■ Given instruction: Search the material and gather each line with "does" in it.

>> Start Entries

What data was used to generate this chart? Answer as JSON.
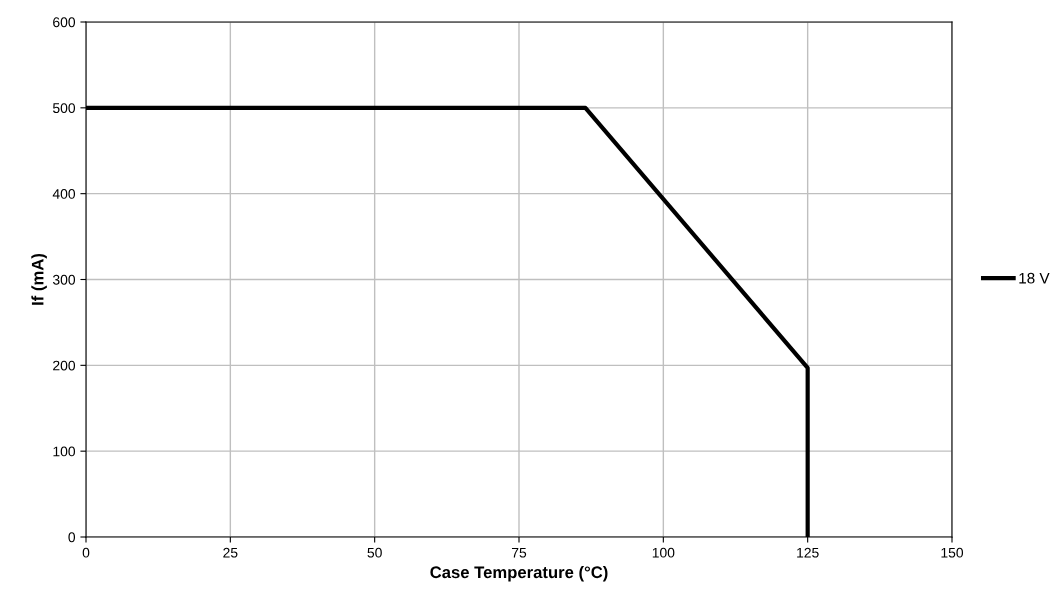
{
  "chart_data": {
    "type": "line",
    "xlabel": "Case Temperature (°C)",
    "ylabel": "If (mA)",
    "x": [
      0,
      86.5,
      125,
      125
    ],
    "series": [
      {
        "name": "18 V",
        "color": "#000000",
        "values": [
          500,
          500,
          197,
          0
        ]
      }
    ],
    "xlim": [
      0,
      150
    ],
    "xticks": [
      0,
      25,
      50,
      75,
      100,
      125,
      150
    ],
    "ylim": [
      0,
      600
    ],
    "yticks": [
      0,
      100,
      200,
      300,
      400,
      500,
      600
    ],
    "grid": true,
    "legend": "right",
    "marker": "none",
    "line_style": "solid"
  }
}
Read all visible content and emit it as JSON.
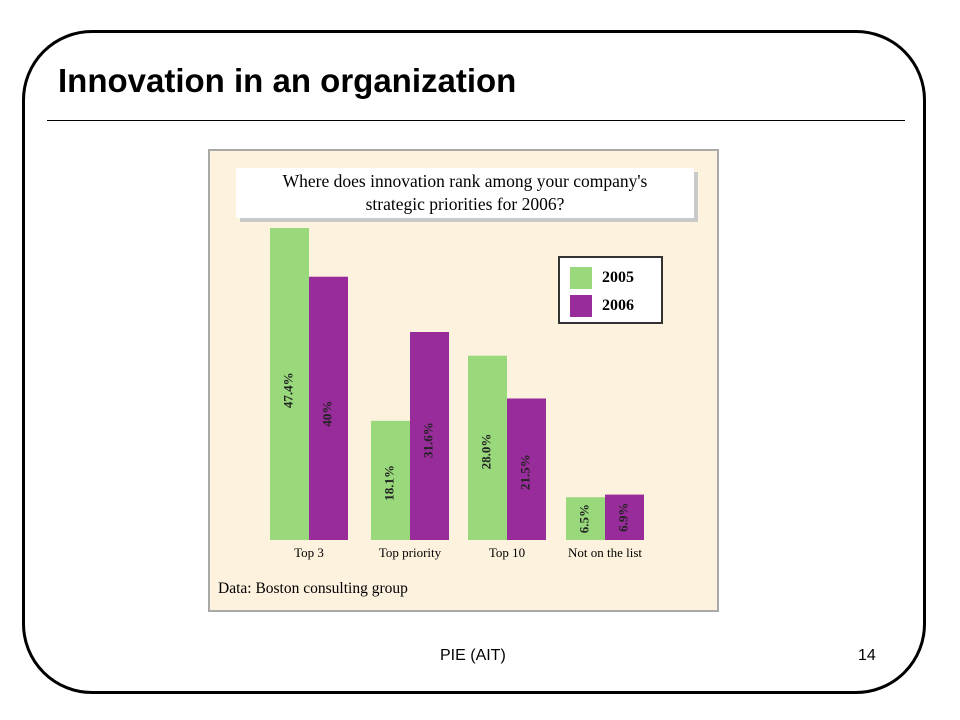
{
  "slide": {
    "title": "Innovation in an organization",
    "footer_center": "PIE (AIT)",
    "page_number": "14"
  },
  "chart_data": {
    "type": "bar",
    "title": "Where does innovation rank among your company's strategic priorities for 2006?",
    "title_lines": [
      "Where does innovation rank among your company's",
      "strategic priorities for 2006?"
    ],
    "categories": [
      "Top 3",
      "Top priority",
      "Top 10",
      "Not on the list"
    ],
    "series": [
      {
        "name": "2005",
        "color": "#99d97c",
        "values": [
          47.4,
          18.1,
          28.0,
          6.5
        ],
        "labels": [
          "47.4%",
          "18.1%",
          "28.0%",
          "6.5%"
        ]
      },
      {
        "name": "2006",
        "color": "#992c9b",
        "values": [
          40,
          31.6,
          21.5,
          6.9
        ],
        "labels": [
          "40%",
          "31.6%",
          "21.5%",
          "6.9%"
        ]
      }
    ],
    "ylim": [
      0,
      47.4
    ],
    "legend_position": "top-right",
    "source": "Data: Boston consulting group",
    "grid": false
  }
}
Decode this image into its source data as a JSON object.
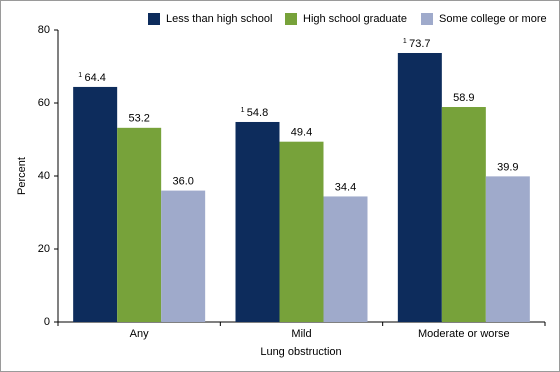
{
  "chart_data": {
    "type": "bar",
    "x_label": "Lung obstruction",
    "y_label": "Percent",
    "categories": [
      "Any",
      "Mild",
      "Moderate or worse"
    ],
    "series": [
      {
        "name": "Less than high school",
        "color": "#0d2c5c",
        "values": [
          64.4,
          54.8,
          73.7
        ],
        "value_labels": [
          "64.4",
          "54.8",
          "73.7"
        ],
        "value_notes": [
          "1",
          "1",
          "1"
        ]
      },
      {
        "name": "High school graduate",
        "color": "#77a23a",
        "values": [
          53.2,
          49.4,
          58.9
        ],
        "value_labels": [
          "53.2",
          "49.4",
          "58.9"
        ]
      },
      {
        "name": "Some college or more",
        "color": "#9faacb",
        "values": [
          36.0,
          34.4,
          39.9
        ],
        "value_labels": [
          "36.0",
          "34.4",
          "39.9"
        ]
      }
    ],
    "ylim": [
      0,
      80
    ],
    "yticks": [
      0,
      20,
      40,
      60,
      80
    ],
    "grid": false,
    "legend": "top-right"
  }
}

>> End Entries

■ Response below:
    "title": "Where does innovation rank among your company's strategic priorities for 2006?",
      "Where does innovation rank among your company's",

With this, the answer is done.